PROMPT: All of the data below must be repeated exactly.

DATASET EXTRACT:
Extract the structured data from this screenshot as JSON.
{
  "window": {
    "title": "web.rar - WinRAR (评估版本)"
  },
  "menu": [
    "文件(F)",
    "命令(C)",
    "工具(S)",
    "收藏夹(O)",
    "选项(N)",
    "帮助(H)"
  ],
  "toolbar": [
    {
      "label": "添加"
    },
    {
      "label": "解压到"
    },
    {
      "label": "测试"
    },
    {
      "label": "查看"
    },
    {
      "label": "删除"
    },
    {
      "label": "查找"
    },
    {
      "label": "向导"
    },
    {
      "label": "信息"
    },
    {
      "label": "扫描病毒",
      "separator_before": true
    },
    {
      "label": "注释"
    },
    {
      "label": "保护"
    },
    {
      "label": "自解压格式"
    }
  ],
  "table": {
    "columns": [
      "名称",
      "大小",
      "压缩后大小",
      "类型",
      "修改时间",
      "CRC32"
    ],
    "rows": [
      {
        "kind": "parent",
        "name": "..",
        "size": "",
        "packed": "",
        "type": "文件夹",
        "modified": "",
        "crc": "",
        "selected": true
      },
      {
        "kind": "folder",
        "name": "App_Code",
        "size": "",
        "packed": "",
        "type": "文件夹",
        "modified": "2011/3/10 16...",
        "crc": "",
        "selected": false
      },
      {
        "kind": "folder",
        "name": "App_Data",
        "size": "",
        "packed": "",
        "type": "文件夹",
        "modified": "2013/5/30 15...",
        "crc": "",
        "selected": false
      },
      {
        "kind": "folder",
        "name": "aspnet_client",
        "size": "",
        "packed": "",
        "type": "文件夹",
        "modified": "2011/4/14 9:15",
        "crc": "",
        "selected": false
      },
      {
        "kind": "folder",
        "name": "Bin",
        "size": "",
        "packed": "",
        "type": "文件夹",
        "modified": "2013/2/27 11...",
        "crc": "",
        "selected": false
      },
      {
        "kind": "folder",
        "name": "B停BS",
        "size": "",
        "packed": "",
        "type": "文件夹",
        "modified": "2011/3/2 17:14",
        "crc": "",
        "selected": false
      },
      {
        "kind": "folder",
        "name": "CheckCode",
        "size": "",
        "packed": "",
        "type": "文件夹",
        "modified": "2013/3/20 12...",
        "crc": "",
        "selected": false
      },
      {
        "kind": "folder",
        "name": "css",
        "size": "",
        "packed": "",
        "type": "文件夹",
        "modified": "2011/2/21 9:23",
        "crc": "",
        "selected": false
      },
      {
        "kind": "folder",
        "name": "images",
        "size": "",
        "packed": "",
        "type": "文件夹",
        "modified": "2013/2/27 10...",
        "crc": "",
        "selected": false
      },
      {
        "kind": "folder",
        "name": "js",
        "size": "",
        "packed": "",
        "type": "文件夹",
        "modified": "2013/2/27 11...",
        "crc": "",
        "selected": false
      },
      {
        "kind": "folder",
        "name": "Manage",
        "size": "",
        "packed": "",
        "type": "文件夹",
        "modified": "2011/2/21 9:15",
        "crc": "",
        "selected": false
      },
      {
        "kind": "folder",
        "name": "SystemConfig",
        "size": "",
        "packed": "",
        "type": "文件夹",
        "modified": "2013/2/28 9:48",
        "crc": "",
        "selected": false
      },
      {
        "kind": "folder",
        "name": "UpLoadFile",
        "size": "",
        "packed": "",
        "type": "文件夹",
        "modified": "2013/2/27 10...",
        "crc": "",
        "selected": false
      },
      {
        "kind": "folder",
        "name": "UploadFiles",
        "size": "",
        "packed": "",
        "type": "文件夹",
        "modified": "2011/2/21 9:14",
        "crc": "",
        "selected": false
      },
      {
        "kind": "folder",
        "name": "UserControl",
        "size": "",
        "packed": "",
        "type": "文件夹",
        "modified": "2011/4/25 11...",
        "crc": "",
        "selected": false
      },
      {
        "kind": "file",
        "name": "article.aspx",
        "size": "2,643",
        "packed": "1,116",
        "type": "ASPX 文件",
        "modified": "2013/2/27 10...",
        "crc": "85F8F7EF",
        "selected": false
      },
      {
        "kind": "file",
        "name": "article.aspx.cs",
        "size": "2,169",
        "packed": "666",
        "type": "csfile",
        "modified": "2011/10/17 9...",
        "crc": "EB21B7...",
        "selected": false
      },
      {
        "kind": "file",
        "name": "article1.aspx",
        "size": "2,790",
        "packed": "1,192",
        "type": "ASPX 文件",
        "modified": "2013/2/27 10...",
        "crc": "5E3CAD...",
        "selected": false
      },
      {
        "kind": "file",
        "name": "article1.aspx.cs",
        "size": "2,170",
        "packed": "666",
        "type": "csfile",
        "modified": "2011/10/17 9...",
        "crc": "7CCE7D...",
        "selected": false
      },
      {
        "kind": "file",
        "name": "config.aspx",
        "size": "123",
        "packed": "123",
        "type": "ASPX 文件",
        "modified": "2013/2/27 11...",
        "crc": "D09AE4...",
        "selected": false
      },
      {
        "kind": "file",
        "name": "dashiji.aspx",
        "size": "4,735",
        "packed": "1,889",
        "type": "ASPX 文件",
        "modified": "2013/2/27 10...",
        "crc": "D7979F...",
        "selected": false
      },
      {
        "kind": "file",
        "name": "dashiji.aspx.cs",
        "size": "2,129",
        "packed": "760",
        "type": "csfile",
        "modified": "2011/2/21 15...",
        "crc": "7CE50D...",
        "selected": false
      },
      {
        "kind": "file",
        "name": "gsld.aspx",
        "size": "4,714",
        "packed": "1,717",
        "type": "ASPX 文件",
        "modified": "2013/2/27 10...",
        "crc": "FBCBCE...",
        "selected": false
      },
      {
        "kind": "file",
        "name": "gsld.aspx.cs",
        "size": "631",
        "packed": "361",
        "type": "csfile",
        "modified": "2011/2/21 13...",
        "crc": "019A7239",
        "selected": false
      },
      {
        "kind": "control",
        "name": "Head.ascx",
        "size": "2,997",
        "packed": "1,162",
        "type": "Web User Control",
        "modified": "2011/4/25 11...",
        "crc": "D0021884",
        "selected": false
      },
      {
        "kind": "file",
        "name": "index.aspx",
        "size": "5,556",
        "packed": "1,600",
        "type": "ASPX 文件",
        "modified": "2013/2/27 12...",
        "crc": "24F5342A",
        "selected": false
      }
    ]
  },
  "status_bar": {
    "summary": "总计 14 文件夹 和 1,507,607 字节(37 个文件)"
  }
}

FINAL ANSWER:
Extract the structured data from this screenshot as JSON.
{
  "window": {
    "title": "web.rar - WinRAR (评估版本)"
  },
  "menu": [
    "文件(F)",
    "命令(C)",
    "工具(S)",
    "收藏夹(O)",
    "选项(N)",
    "帮助(H)"
  ],
  "toolbar": [
    {
      "label": "添加"
    },
    {
      "label": "解压到"
    },
    {
      "label": "测试"
    },
    {
      "label": "查看"
    },
    {
      "label": "删除"
    },
    {
      "label": "查找"
    },
    {
      "label": "向导"
    },
    {
      "label": "信息"
    },
    {
      "label": "扫描病毒",
      "separator_before": true
    },
    {
      "label": "注释"
    },
    {
      "label": "保护"
    },
    {
      "label": "自解压格式"
    }
  ],
  "table": {
    "columns": [
      "名称",
      "大小",
      "压缩后大小",
      "类型",
      "修改时间",
      "CRC32"
    ],
    "rows": [
      {
        "kind": "parent",
        "name": "..",
        "size": "",
        "packed": "",
        "type": "文件夹",
        "modified": "",
        "crc": "",
        "selected": true
      },
      {
        "kind": "folder",
        "name": "App_Code",
        "size": "",
        "packed": "",
        "type": "文件夹",
        "modified": "2011/3/10 16...",
        "crc": "",
        "selected": false
      },
      {
        "kind": "folder",
        "name": "App_Data",
        "size": "",
        "packed": "",
        "type": "文件夹",
        "modified": "2013/5/30 15...",
        "crc": "",
        "selected": false
      },
      {
        "kind": "folder",
        "name": "aspnet_client",
        "size": "",
        "packed": "",
        "type": "文件夹",
        "modified": "2011/4/14 9:15",
        "crc": "",
        "selected": false
      },
      {
        "kind": "folder",
        "name": "Bin",
        "size": "",
        "packed": "",
        "type": "文件夹",
        "modified": "2013/2/27 11...",
        "crc": "",
        "selected": false
      },
      {
        "kind": "folder",
        "name": "B停BS",
        "size": "",
        "packed": "",
        "type": "文件夹",
        "modified": "2011/3/2 17:14",
        "crc": "",
        "selected": false
      },
      {
        "kind": "folder",
        "name": "CheckCode",
        "size": "",
        "packed": "",
        "type": "文件夹",
        "modified": "2013/3/20 12...",
        "crc": "",
        "selected": false
      },
      {
        "kind": "folder",
        "name": "css",
        "size": "",
        "packed": "",
        "type": "文件夹",
        "modified": "2011/2/21 9:23",
        "crc": "",
        "selected": false
      },
      {
        "kind": "folder",
        "name": "images",
        "size": "",
        "packed": "",
        "type": "文件夹",
        "modified": "2013/2/27 10...",
        "crc": "",
        "selected": false
      },
      {
        "kind": "folder",
        "name": "js",
        "size": "",
        "packed": "",
        "type": "文件夹",
        "modified": "2013/2/27 11...",
        "crc": "",
        "selected": false
      },
      {
        "kind": "folder",
        "name": "Manage",
        "size": "",
        "packed": "",
        "type": "文件夹",
        "modified": "2011/2/21 9:15",
        "crc": "",
        "selected": false
      },
      {
        "kind": "folder",
        "name": "SystemConfig",
        "size": "",
        "packed": "",
        "type": "文件夹",
        "modified": "2013/2/28 9:48",
        "crc": "",
        "selected": false
      },
      {
        "kind": "folder",
        "name": "UpLoadFile",
        "size": "",
        "packed": "",
        "type": "文件夹",
        "modified": "2013/2/27 10...",
        "crc": "",
        "selected": false
      },
      {
        "kind": "folder",
        "name": "UploadFiles",
        "size": "",
        "packed": "",
        "type": "文件夹",
        "modified": "2011/2/21 9:14",
        "crc": "",
        "selected": false
      },
      {
        "kind": "folder",
        "name": "UserControl",
        "size": "",
        "packed": "",
        "type": "文件夹",
        "modified": "2011/4/25 11...",
        "crc": "",
        "selected": false
      },
      {
        "kind": "file",
        "name": "article.aspx",
        "size": "2,643",
        "packed": "1,116",
        "type": "ASPX 文件",
        "modified": "2013/2/27 10...",
        "crc": "85F8F7EF",
        "selected": false
      },
      {
        "kind": "file",
        "name": "article.aspx.cs",
        "size": "2,169",
        "packed": "666",
        "type": "csfile",
        "modified": "2011/10/17 9...",
        "crc": "EB21B7...",
        "selected": false
      },
      {
        "kind": "file",
        "name": "article1.aspx",
        "size": "2,790",
        "packed": "1,192",
        "type": "ASPX 文件",
        "modified": "2013/2/27 10...",
        "crc": "5E3CAD...",
        "selected": false
      },
      {
        "kind": "file",
        "name": "article1.aspx.cs",
        "size": "2,170",
        "packed": "666",
        "type": "csfile",
        "modified": "2011/10/17 9...",
        "crc": "7CCE7D...",
        "selected": false
      },
      {
        "kind": "file",
        "name": "config.aspx",
        "size": "123",
        "packed": "123",
        "type": "ASPX 文件",
        "modified": "2013/2/27 11...",
        "crc": "D09AE4...",
        "selected": false
      },
      {
        "kind": "file",
        "name": "dashiji.aspx",
        "size": "4,735",
        "packed": "1,889",
        "type": "ASPX 文件",
        "modified": "2013/2/27 10...",
        "crc": "D7979F...",
        "selected": false
      },
      {
        "kind": "file",
        "name": "dashiji.aspx.cs",
        "size": "2,129",
        "packed": "760",
        "type": "csfile",
        "modified": "2011/2/21 15...",
        "crc": "7CE50D...",
        "selected": false
      },
      {
        "kind": "file",
        "name": "gsld.aspx",
        "size": "4,714",
        "packed": "1,717",
        "type": "ASPX 文件",
        "modified": "2013/2/27 10...",
        "crc": "FBCBCE...",
        "selected": false
      },
      {
        "kind": "file",
        "name": "gsld.aspx.cs",
        "size": "631",
        "packed": "361",
        "type": "csfile",
        "modified": "2011/2/21 13...",
        "crc": "019A7239",
        "selected": false
      },
      {
        "kind": "control",
        "name": "Head.ascx",
        "size": "2,997",
        "packed": "1,162",
        "type": "Web User Control",
        "modified": "2011/4/25 11...",
        "crc": "D0021884",
        "selected": false
      },
      {
        "kind": "file",
        "name": "index.aspx",
        "size": "5,556",
        "packed": "1,600",
        "type": "ASPX 文件",
        "modified": "2013/2/27 12...",
        "crc": "24F5342A",
        "selected": false
      }
    ]
  },
  "status_bar": {
    "summary": "总计 14 文件夹 和 1,507,607 字节(37 个文件)"
  }
}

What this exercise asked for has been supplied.